§ **OBJECTIVE**
Wherever the word "golden" appears in the entries, copy the whole line.

§ **DATA FOR THIS TASK**
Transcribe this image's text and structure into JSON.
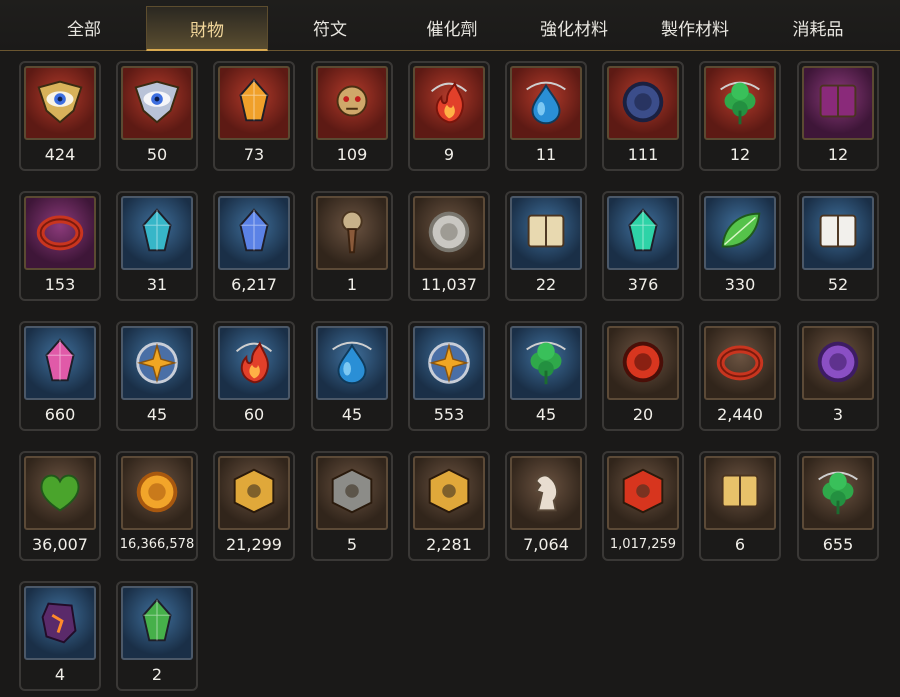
{
  "tabs": [
    {
      "label": "全部"
    },
    {
      "label": "財物"
    },
    {
      "label": "符文"
    },
    {
      "label": "催化劑"
    },
    {
      "label": "強化材料"
    },
    {
      "label": "製作材料"
    },
    {
      "label": "消耗品"
    }
  ],
  "active_tab": "財物",
  "items": [
    {
      "icon": "gold-eye-crest-icon",
      "count": "424",
      "bg": "red"
    },
    {
      "icon": "silver-eye-crest-icon",
      "count": "50",
      "bg": "red"
    },
    {
      "icon": "golden-crystal-shard-icon",
      "count": "73",
      "bg": "red"
    },
    {
      "icon": "beast-skull-amulet-icon",
      "count": "109",
      "bg": "red"
    },
    {
      "icon": "fire-pendant-icon",
      "count": "9",
      "bg": "red"
    },
    {
      "icon": "water-pendant-icon",
      "count": "11",
      "bg": "red"
    },
    {
      "icon": "runic-disc-pendant-icon",
      "count": "111",
      "bg": "red"
    },
    {
      "icon": "clover-pendant-icon",
      "count": "12",
      "bg": "red"
    },
    {
      "icon": "ornate-tome-icon",
      "count": "12",
      "bg": "purple"
    },
    {
      "icon": "broken-ring-icon",
      "count": "153",
      "bg": "purple"
    },
    {
      "icon": "teal-gem-icon",
      "count": "31",
      "bg": "blue"
    },
    {
      "icon": "blue-crystal-icon",
      "count": "6,217",
      "bg": "blue"
    },
    {
      "icon": "compass-dagger-icon",
      "count": "1",
      "bg": "brown"
    },
    {
      "icon": "silver-coin-icon",
      "count": "11,037",
      "bg": "brown"
    },
    {
      "icon": "open-book-icon",
      "count": "22",
      "bg": "blue"
    },
    {
      "icon": "emerald-prism-icon",
      "count": "376",
      "bg": "blue"
    },
    {
      "icon": "green-leaf-icon",
      "count": "330",
      "bg": "blue"
    },
    {
      "icon": "card-scroll-icon",
      "count": "52",
      "bg": "blue"
    },
    {
      "icon": "pink-crystal-mound-icon",
      "count": "660",
      "bg": "blue"
    },
    {
      "icon": "star-medallion-icon",
      "count": "45",
      "bg": "blue"
    },
    {
      "icon": "fire-pendant-icon",
      "count": "60",
      "bg": "blue"
    },
    {
      "icon": "water-pendant-icon",
      "count": "45",
      "bg": "blue"
    },
    {
      "icon": "star-pendant-icon",
      "count": "553",
      "bg": "blue"
    },
    {
      "icon": "clover-pendant-icon",
      "count": "45",
      "bg": "blue"
    },
    {
      "icon": "lava-orb-icon",
      "count": "20",
      "bg": "brown"
    },
    {
      "icon": "red-bracelet-icon",
      "count": "2,440",
      "bg": "brown"
    },
    {
      "icon": "purple-seal-icon",
      "count": "3",
      "bg": "brown"
    },
    {
      "icon": "green-heart-icon",
      "count": "36,007",
      "bg": "brown"
    },
    {
      "icon": "sun-coin-icon",
      "count": "16,366,578",
      "bg": "brown",
      "small": true
    },
    {
      "icon": "gold-hex-emblem-icon",
      "count": "21,299",
      "bg": "brown"
    },
    {
      "icon": "stone-cube-icon",
      "count": "5",
      "bg": "brown"
    },
    {
      "icon": "fist-emblem-icon",
      "count": "2,281",
      "bg": "brown"
    },
    {
      "icon": "chess-knight-icon",
      "count": "7,064",
      "bg": "brown"
    },
    {
      "icon": "red-flame-crest-icon",
      "count": "1,017,259",
      "bg": "brown",
      "small": true
    },
    {
      "icon": "golden-ticket-icon",
      "count": "6",
      "bg": "brown"
    },
    {
      "icon": "four-leaf-clover-icon",
      "count": "655",
      "bg": "brown"
    },
    {
      "icon": "magma-stone-icon",
      "count": "4",
      "bg": "blue"
    },
    {
      "icon": "green-crystal-bundle-icon",
      "count": "2",
      "bg": "blue"
    }
  ],
  "colors": {
    "background": "#1a1918",
    "tab_active_text": "#f2d79a",
    "tab_active_underline": "#d8a950",
    "slot_border": "#3a3836",
    "count_text": "#f1efe9"
  }
}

§ **FULL SOLUTION**
      "icon": "golden-crystal-shard-icon",
      "icon": "golden-ticket-icon",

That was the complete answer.